The records |
++++++++++
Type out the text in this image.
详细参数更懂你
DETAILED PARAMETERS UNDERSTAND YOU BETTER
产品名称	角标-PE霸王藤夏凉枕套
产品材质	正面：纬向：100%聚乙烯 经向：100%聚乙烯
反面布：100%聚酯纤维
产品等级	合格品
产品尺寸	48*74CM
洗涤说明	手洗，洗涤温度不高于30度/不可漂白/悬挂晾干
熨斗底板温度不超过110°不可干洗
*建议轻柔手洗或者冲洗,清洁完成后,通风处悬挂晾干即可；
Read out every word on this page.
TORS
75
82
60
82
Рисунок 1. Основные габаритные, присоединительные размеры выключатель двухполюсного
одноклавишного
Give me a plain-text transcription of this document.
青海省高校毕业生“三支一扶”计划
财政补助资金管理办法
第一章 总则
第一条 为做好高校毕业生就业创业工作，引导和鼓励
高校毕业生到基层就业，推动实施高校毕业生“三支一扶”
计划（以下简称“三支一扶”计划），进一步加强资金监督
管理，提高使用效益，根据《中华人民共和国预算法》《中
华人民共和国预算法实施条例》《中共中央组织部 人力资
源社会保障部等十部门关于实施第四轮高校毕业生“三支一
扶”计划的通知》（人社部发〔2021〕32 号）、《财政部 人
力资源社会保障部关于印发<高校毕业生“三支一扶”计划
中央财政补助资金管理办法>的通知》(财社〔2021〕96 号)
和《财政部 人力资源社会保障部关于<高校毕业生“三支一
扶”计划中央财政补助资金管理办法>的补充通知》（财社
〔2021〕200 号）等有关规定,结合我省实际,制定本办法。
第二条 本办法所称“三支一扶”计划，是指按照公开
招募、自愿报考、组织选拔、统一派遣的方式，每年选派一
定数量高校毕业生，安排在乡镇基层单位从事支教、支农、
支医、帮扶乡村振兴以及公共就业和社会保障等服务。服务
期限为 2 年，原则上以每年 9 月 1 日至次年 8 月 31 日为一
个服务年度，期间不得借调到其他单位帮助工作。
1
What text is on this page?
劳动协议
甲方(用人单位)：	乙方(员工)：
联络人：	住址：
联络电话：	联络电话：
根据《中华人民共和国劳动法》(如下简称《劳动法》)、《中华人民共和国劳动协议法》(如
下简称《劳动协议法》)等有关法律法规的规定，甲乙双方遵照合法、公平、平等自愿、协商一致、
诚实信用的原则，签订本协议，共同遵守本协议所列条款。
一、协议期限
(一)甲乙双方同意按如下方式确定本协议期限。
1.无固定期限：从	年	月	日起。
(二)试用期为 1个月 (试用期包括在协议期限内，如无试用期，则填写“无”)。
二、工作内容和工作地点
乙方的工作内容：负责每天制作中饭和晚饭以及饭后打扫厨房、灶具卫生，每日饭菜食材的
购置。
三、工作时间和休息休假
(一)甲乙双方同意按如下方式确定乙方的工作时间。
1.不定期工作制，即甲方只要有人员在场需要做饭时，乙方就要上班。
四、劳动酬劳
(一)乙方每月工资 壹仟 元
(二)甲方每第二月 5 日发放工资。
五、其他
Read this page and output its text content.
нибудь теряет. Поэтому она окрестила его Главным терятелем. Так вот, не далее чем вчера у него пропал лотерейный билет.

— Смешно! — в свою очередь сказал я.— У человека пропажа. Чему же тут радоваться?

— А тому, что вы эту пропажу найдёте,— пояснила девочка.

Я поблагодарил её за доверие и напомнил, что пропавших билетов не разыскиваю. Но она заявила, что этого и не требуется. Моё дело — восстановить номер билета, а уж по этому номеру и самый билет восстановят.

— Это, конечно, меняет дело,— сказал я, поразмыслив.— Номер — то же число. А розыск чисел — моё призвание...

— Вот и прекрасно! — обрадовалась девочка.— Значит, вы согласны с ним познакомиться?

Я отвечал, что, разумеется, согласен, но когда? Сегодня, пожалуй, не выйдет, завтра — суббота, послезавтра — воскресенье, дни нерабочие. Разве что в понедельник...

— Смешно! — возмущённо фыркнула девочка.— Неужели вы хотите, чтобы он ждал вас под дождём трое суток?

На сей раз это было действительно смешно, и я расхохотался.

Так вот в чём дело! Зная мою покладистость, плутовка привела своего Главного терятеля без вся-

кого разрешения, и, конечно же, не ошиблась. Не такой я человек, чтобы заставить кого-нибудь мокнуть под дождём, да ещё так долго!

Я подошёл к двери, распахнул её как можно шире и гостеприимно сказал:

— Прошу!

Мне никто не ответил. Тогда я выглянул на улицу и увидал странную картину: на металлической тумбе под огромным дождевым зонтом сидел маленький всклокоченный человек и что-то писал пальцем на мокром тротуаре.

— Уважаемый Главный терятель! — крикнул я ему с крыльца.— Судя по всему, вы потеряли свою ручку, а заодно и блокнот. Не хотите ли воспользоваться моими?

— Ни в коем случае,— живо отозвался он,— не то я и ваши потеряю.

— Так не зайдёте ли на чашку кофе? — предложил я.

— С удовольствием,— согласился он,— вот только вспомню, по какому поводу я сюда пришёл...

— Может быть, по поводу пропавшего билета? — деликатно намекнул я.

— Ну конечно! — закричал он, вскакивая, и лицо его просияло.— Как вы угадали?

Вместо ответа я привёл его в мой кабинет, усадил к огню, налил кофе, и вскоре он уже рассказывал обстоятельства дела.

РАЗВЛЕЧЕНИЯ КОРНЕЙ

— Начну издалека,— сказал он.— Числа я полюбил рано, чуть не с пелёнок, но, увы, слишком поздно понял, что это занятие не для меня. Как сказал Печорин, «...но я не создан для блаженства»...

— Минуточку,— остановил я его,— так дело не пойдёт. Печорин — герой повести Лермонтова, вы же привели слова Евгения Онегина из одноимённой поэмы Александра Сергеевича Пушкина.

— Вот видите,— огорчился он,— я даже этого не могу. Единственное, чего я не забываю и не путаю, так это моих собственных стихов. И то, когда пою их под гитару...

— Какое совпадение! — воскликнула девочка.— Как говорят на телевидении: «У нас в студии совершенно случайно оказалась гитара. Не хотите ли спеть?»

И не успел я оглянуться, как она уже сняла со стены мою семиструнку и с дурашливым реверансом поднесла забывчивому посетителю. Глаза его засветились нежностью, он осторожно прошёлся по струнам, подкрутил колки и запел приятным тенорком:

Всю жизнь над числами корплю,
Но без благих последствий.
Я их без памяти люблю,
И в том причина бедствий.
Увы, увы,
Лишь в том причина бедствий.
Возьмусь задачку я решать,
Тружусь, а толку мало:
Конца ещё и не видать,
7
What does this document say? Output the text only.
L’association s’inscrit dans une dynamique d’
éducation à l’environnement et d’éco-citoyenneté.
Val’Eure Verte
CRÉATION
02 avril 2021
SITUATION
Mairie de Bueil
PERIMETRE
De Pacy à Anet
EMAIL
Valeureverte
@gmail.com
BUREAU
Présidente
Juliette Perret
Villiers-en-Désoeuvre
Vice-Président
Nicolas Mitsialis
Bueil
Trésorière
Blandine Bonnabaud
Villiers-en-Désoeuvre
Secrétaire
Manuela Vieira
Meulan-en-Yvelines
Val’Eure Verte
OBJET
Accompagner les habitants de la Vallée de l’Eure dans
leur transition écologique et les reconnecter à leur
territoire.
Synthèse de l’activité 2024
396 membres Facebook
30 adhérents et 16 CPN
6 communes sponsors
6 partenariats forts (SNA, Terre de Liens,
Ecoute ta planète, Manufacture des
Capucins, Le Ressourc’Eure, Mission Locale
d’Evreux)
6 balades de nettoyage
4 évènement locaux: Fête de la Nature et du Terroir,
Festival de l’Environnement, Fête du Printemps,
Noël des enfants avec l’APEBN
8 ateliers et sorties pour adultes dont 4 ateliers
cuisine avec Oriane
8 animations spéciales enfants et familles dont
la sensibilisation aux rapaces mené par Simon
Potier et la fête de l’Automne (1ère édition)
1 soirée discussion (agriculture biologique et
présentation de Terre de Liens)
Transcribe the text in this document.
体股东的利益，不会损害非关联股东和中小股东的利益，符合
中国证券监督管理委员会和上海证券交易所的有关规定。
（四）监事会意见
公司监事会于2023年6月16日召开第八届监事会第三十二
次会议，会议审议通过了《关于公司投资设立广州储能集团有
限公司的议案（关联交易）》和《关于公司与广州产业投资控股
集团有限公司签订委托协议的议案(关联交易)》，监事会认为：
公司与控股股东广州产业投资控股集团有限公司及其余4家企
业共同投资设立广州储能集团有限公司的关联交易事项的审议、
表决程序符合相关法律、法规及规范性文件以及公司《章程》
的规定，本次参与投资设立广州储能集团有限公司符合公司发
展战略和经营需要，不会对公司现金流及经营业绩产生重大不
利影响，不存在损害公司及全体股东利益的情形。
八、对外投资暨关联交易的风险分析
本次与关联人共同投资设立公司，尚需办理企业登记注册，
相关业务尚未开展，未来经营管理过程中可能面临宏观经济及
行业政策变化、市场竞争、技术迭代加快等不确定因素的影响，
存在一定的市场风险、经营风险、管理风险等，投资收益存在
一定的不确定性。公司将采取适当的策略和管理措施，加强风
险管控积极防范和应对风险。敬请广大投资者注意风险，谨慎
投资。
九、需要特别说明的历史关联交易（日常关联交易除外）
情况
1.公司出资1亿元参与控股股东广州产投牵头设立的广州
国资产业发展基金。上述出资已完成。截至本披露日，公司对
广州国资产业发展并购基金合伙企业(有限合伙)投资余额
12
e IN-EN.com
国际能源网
++++++++++
What needs to be done |
List all lines holding the string "конечно".

The result |
— Это, конечно, меняет дело,— сказал я, поразмыслив.— Номер — то же число. А розыск чисел — моё призвание...
кого разрешения, и, конечно же, не ошиблась. Не такой я человек, чтобы заставить кого-нибудь мокнуть под дождём, да ещё так долго!
— Ну конечно! — закричал он, вскакивая, и лицо его просияло.— Как вы угадали?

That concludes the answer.